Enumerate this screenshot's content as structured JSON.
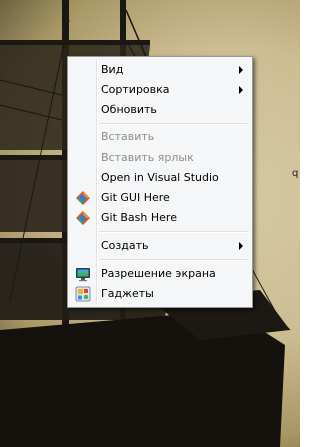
{
  "desktop": {
    "partial_label": "q"
  },
  "context_menu": {
    "groups": [
      {
        "items": [
          {
            "label": "Вид",
            "submenu": true,
            "enabled": true
          },
          {
            "label": "Сортировка",
            "submenu": true,
            "enabled": true
          },
          {
            "label": "Обновить",
            "submenu": false,
            "enabled": true
          }
        ]
      },
      {
        "items": [
          {
            "label": "Вставить",
            "enabled": false
          },
          {
            "label": "Вставить ярлык",
            "enabled": false
          },
          {
            "label": "Open in Visual Studio",
            "enabled": true
          },
          {
            "label": "Git GUI Here",
            "enabled": true,
            "icon": "git-icon"
          },
          {
            "label": "Git Bash Here",
            "enabled": true,
            "icon": "git-icon"
          }
        ]
      },
      {
        "items": [
          {
            "label": "Создать",
            "submenu": true,
            "enabled": true
          }
        ]
      },
      {
        "items": [
          {
            "label": "Разрешение экрана",
            "enabled": true,
            "icon": "monitor-icon"
          },
          {
            "label": "Гаджеты",
            "enabled": true,
            "icon": "gadgets-icon"
          }
        ]
      }
    ]
  },
  "colors": {
    "menu_background": "#f5f6f7",
    "menu_border": "#979797",
    "disabled_text": "#8d8d8d"
  }
}
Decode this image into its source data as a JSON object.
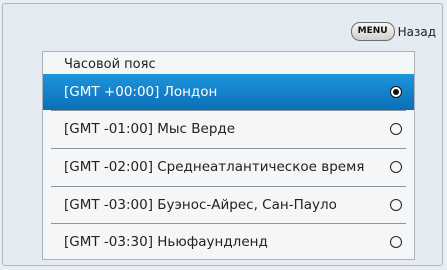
{
  "back": {
    "key_label": "MENU",
    "label": "Назад"
  },
  "dialog": {
    "title": "Часовой пояс",
    "options": [
      {
        "label": "[GMT +00:00] Лондон",
        "selected": true
      },
      {
        "label": "[GMT -01:00] Мыс Верде",
        "selected": false
      },
      {
        "label": "[GMT -02:00] Среднеатлантическое время",
        "selected": false
      },
      {
        "label": "[GMT -03:00] Буэнос-Айрес, Сан-Пауло",
        "selected": false
      },
      {
        "label": "[GMT -03:30] Ньюфаундленд",
        "selected": false
      }
    ]
  },
  "colors": {
    "selection": "#1580c8",
    "background": "#e4ebf2"
  }
}
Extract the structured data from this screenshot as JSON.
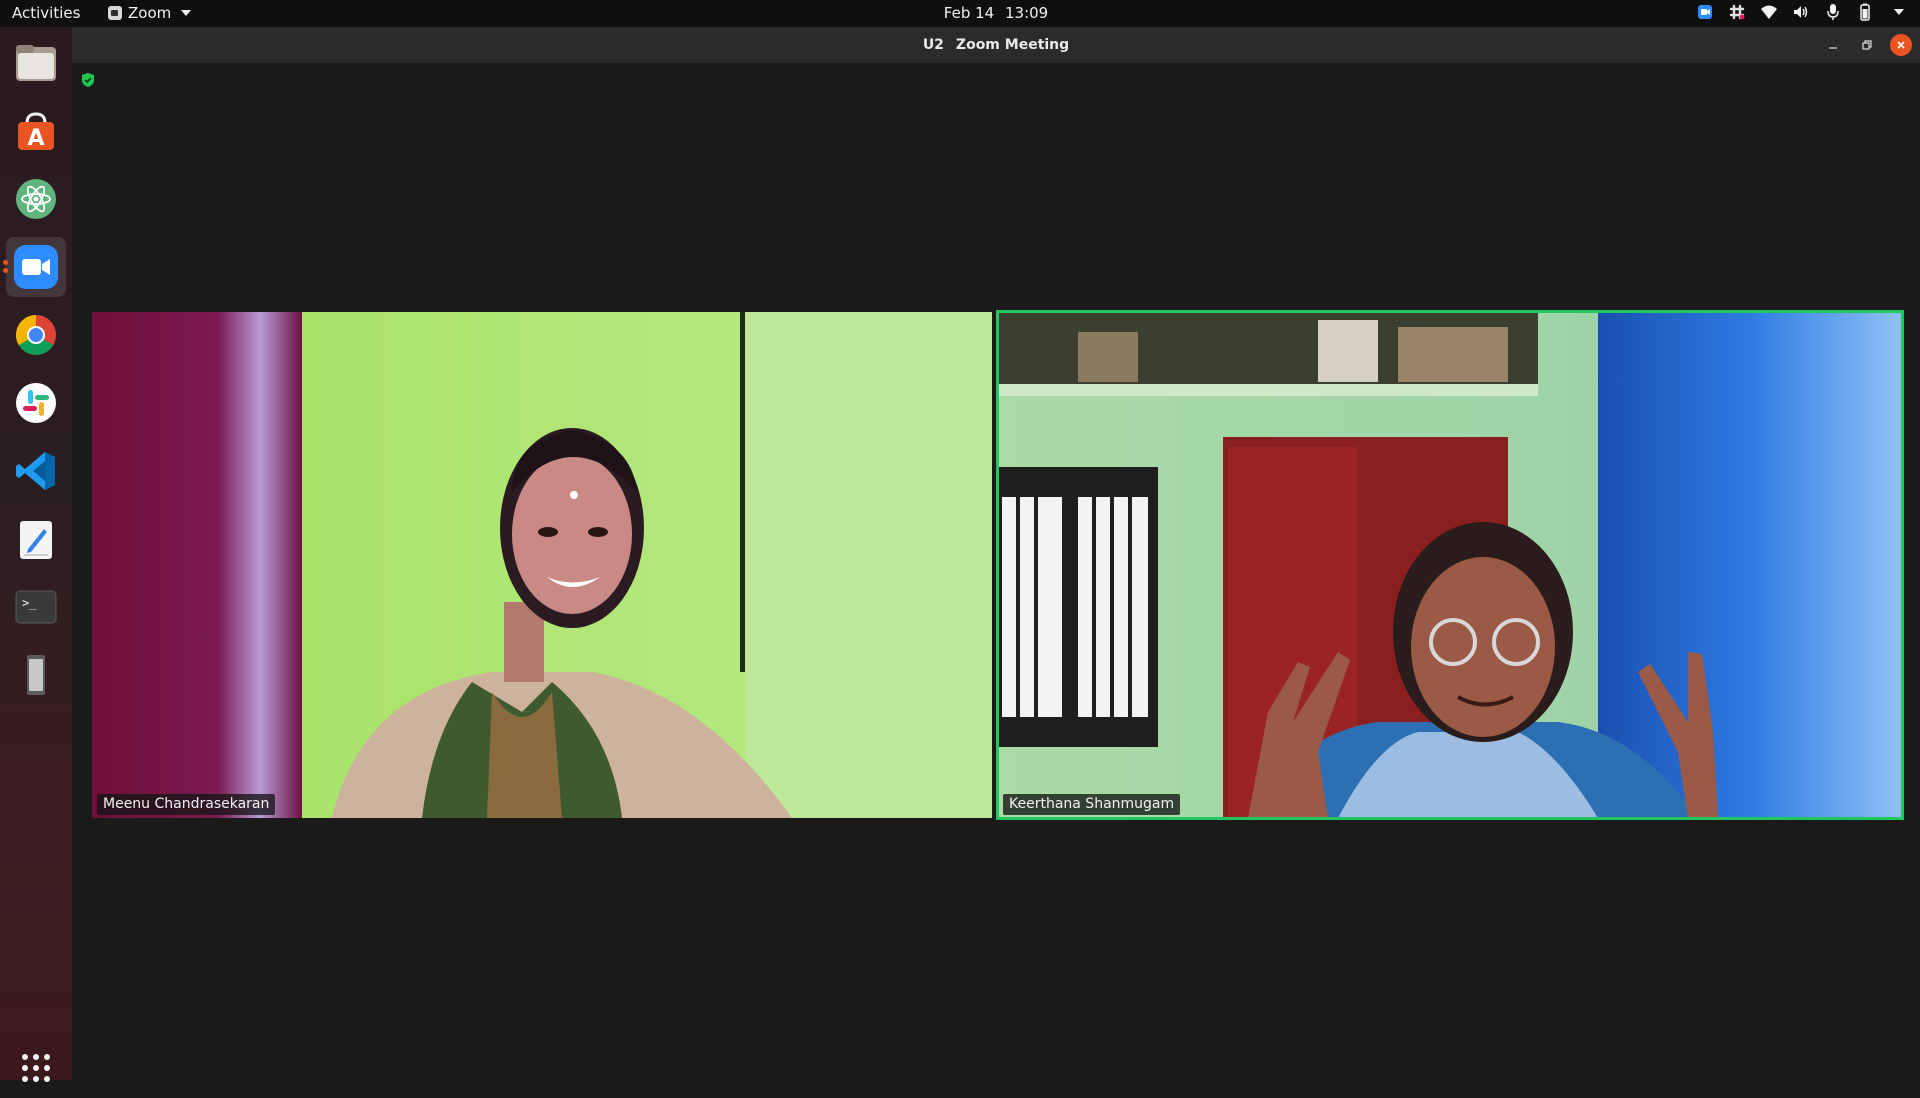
{
  "topbar": {
    "activities": "Activities",
    "app_name": "Zoom",
    "date": "Feb 14",
    "time": "13:09"
  },
  "window": {
    "title_prefix": "U2",
    "title": "Zoom Meeting"
  },
  "dock": {
    "items": [
      "files",
      "ubuntu-software",
      "atom",
      "zoom",
      "chrome",
      "slack",
      "vscode",
      "text-editor",
      "terminal",
      "removable-drive",
      "show-applications"
    ]
  },
  "participants": [
    {
      "name": "Meenu Chandrasekaran",
      "active_speaker": false
    },
    {
      "name": "Keerthana Shanmugam",
      "active_speaker": true
    }
  ],
  "colors": {
    "accent_speaker": "#22c55e",
    "ubuntu_orange": "#e95420",
    "zoom_blue": "#2d8cff"
  }
}
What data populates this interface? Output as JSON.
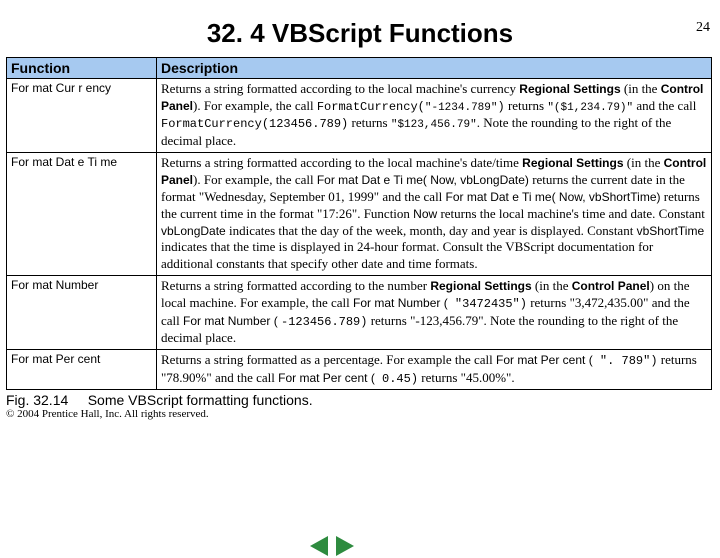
{
  "page_number": "24",
  "title": "32. 4 VBScript Functions",
  "header": {
    "col1": "Function",
    "col2": "Description"
  },
  "rows": {
    "r0": {
      "name": "For mat Cur r ency",
      "d": {
        "t1": "Returns a string formatted according to the local machine's currency ",
        "bold1": "Regional Settings",
        "t2": " (in the ",
        "bold2": "Control Panel",
        "t3": "). For example, the call ",
        "code1": "FormatCurrency(",
        "str1": "\"-1234.789\"",
        "code1b": ")",
        "t4": " returns ",
        "str2": "\"($1,234.79)\"",
        "t5": " and the call ",
        "code2": "FormatCurrency(",
        "num1": "123456.789",
        "code2b": ")",
        "t6": " returns ",
        "str3": "\"$123,456.79\"",
        "t7": ". Note the rounding to the right of the decimal place."
      }
    },
    "r1": {
      "name": "For mat Dat e Ti me",
      "d": {
        "t1": "Returns a string formatted according to the local machine's date/time ",
        "bold1": "Regional Settings",
        "t2": " (in the ",
        "bold2": "Control Panel",
        "t3": "). For example, the call ",
        "code1": "For mat Dat e Ti me( Now, vbLongDate)",
        "t4": " returns the current date in the format ",
        "str1": "\"Wednesday, September 01, 1999\"",
        "t5": " and the call ",
        "code2": "For mat Dat e Ti me( Now,  vbShortTime)",
        "t6": " returns the current time in the format ",
        "str2": "\"17:26\"",
        "t7": ". Function ",
        "code3": "Now",
        "t8": " returns the local machine's time and date. Constant ",
        "code4": "vbLongDate",
        "t9": " indicates that the day of the week, month, day and year is displayed. Constant ",
        "code5": "vbShortTime",
        "t10": " indicates that the time is displayed in 24-hour format. Consult the VBScript documentation for additional constants that specify other date and time formats."
      }
    },
    "r2": {
      "name": "For mat Number",
      "d": {
        "t1": "Returns a string formatted according to the number ",
        "bold1": "Regional Settings",
        "t2": " (in the ",
        "bold2": "Control Panel",
        "t3": ") on the local machine. For example, the call ",
        "code1": "For mat Number (",
        "str1": " \"3472435\")",
        "t4": " returns ",
        "str2": "\"3,472,435.00\"",
        "t5": " and the call ",
        "code2": "For mat Number ( ",
        "num1": "-123456.789)",
        "t6": " returns ",
        "str3": "\"-123,456.79\"",
        "t7": ". Note the rounding to the right of the decimal place."
      }
    },
    "r3": {
      "name": "For mat Per cent",
      "d": {
        "t1": "Returns a string formatted as a percentage. For example the call ",
        "code1": "For mat Per cent (",
        "str1": " \". 789\")",
        "t2": " returns ",
        "str2": "\"78.90%\"",
        "t3": " and the call ",
        "code2": "For mat Per cent (",
        "num1": " 0.45)",
        "t4": " returns ",
        "str3": "\"45.00%\"",
        "t5": "."
      }
    }
  },
  "caption": {
    "fig": "Fig. 32.14",
    "text": "Some VBScript formatting functions."
  },
  "copyright": "© 2004 Prentice Hall, Inc.  All rights reserved."
}
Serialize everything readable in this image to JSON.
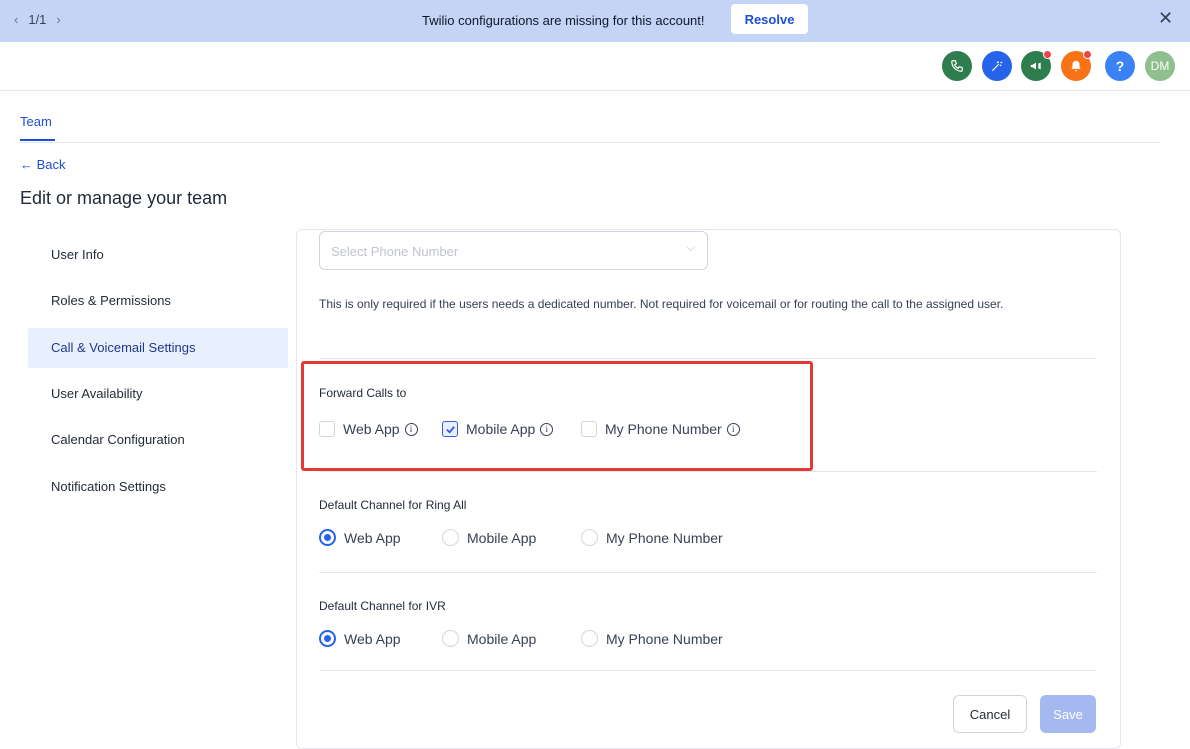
{
  "banner": {
    "pager": "1/1",
    "message": "Twilio configurations are missing for this account!",
    "resolve_label": "Resolve"
  },
  "topbar": {
    "avatar_initials": "DM",
    "help_glyph": "?",
    "icons": [
      "phone-icon",
      "magic-wand-icon",
      "megaphone-icon",
      "bell-icon",
      "help-icon",
      "avatar"
    ],
    "colors": {
      "phone": "#2e7d4f",
      "magic": "#2563eb",
      "megaphone": "#2e7d4f",
      "bell": "#f97316",
      "help": "#3b82f6",
      "avatar": "#8fbf8f"
    }
  },
  "tabs": {
    "team": "Team"
  },
  "back_label": "← Back",
  "page_title": "Edit or manage your team",
  "sidebar": {
    "items": [
      {
        "label": "User Info",
        "active": false
      },
      {
        "label": "Roles & Permissions",
        "active": false
      },
      {
        "label": "Call & Voicemail Settings",
        "active": true
      },
      {
        "label": "User Availability",
        "active": false
      },
      {
        "label": "Calendar Configuration",
        "active": false
      },
      {
        "label": "Notification Settings",
        "active": false
      }
    ]
  },
  "main": {
    "phone_select_placeholder": "Select Phone Number",
    "helper_text": "This is only required if the users needs a dedicated number. Not required for voicemail or for routing the call to the assigned user.",
    "forward": {
      "label": "Forward Calls to",
      "options": [
        {
          "label": "Web App",
          "checked": false
        },
        {
          "label": "Mobile App",
          "checked": true
        },
        {
          "label": "My Phone Number",
          "checked": false
        }
      ]
    },
    "ring_all": {
      "label": "Default Channel for Ring All",
      "options": [
        {
          "label": "Web App",
          "selected": true
        },
        {
          "label": "Mobile App",
          "selected": false
        },
        {
          "label": "My Phone Number",
          "selected": false
        }
      ]
    },
    "ivr": {
      "label": "Default Channel for IVR",
      "options": [
        {
          "label": "Web App",
          "selected": true
        },
        {
          "label": "Mobile App",
          "selected": false
        },
        {
          "label": "My Phone Number",
          "selected": false
        }
      ]
    },
    "cancel_label": "Cancel",
    "save_label": "Save"
  }
}
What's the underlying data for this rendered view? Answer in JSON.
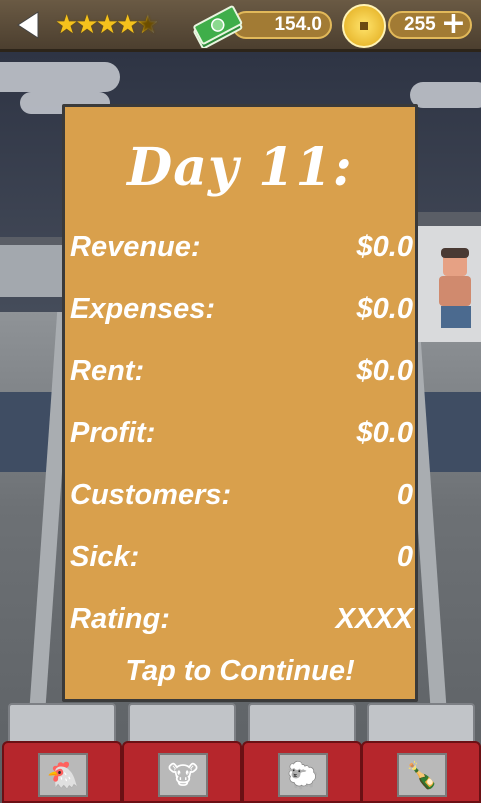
{
  "topbar": {
    "back_icon": "back-arrow-icon",
    "rating_stars": 4.5,
    "rating_max": 5,
    "money_icon": "cash-stack-icon",
    "money_value": "154.0",
    "coin_icon": "gold-coin-icon",
    "coin_value": "255",
    "plus_label": "+"
  },
  "panel": {
    "title": "Day 11:",
    "rows": [
      {
        "label": "Revenue:",
        "value": "$0.0"
      },
      {
        "label": "Expenses:",
        "value": "$0.0"
      },
      {
        "label": "Rent:",
        "value": "$0.0"
      },
      {
        "label": "Profit:",
        "value": "$0.0"
      },
      {
        "label": "Customers:",
        "value": "0"
      },
      {
        "label": "Sick:",
        "value": "0"
      },
      {
        "label": "Rating:",
        "value": "XXXX"
      }
    ],
    "continue_label": "Tap to Continue!"
  },
  "trays": [
    {
      "icon": "chicken-icon"
    },
    {
      "icon": "cow-icon"
    },
    {
      "icon": "sheep-icon"
    },
    {
      "icon": "bottle-icon"
    }
  ],
  "colors": {
    "panel": "#d9a04c",
    "star": "#f5c21c",
    "tray": "#b6262c"
  }
}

◇ ◇ ◇

▶ **Objective**
Select and copy each line from the data that includes the word "example".

▶ **Full solution**
        "t3": "). For example, the call ",
        "t3": "). For example, the call ",
        "t3": ") on the local machine. For example, the call ",
        "t1": "Returns a string formatted as a percentage. For example the call ",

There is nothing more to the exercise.